* Set exercise: Without the images, print all the entries below exactly as given.
═════ Input rows ═════
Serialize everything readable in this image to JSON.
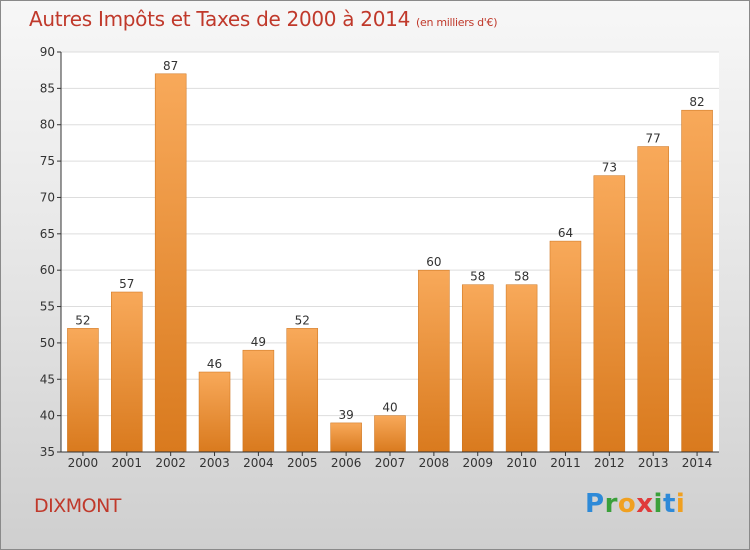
{
  "title": "Autres Impôts et Taxes de 2000 à 2014",
  "unit_note": "(en milliers d'€)",
  "place": "DIXMONT",
  "logo": {
    "text": "Proxiti",
    "letters": [
      "P",
      "r",
      "o",
      "x",
      "i",
      "t",
      "i"
    ]
  },
  "colors": {
    "title": "#c0392b",
    "bar_light": "#f8a95a",
    "bar_dark": "#d97a1e",
    "axis": "#333333",
    "grid": "#dddddd"
  },
  "chart_data": {
    "type": "bar",
    "categories": [
      "2000",
      "2001",
      "2002",
      "2003",
      "2004",
      "2005",
      "2006",
      "2007",
      "2008",
      "2009",
      "2010",
      "2011",
      "2012",
      "2013",
      "2014"
    ],
    "values": [
      52,
      57,
      87,
      46,
      49,
      52,
      39,
      40,
      60,
      58,
      58,
      64,
      73,
      77,
      82
    ],
    "data_labels": [
      "52",
      "57",
      "87",
      "46",
      "49",
      "52",
      "39",
      "40",
      "60",
      "58",
      "58",
      "64",
      "73",
      "77",
      "82"
    ],
    "title": "Autres Impôts et Taxes de 2000 à 2014",
    "xlabel": "",
    "ylabel": "",
    "ylim": [
      35,
      90
    ],
    "yticks": [
      35,
      40,
      45,
      50,
      55,
      60,
      65,
      70,
      75,
      80,
      85,
      90
    ],
    "grid": true,
    "legend": "none"
  }
}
═════
* Written solution:
Serialize everything readable in this image to JSON.
{
  "title": "Autres Impôts et Taxes de 2000 à 2014",
  "unit_note": "(en milliers d'€)",
  "place": "DIXMONT",
  "logo": {
    "text": "Proxiti",
    "letters": [
      "P",
      "r",
      "o",
      "x",
      "i",
      "t",
      "i"
    ]
  },
  "colors": {
    "title": "#c0392b",
    "bar_light": "#f8a95a",
    "bar_dark": "#d97a1e",
    "axis": "#333333",
    "grid": "#dddddd"
  },
  "chart_data": {
    "type": "bar",
    "categories": [
      "2000",
      "2001",
      "2002",
      "2003",
      "2004",
      "2005",
      "2006",
      "2007",
      "2008",
      "2009",
      "2010",
      "2011",
      "2012",
      "2013",
      "2014"
    ],
    "values": [
      52,
      57,
      87,
      46,
      49,
      52,
      39,
      40,
      60,
      58,
      58,
      64,
      73,
      77,
      82
    ],
    "data_labels": [
      "52",
      "57",
      "87",
      "46",
      "49",
      "52",
      "39",
      "40",
      "60",
      "58",
      "58",
      "64",
      "73",
      "77",
      "82"
    ],
    "title": "Autres Impôts et Taxes de 2000 à 2014",
    "xlabel": "",
    "ylabel": "",
    "ylim": [
      35,
      90
    ],
    "yticks": [
      35,
      40,
      45,
      50,
      55,
      60,
      65,
      70,
      75,
      80,
      85,
      90
    ],
    "grid": true,
    "legend": "none"
  }
}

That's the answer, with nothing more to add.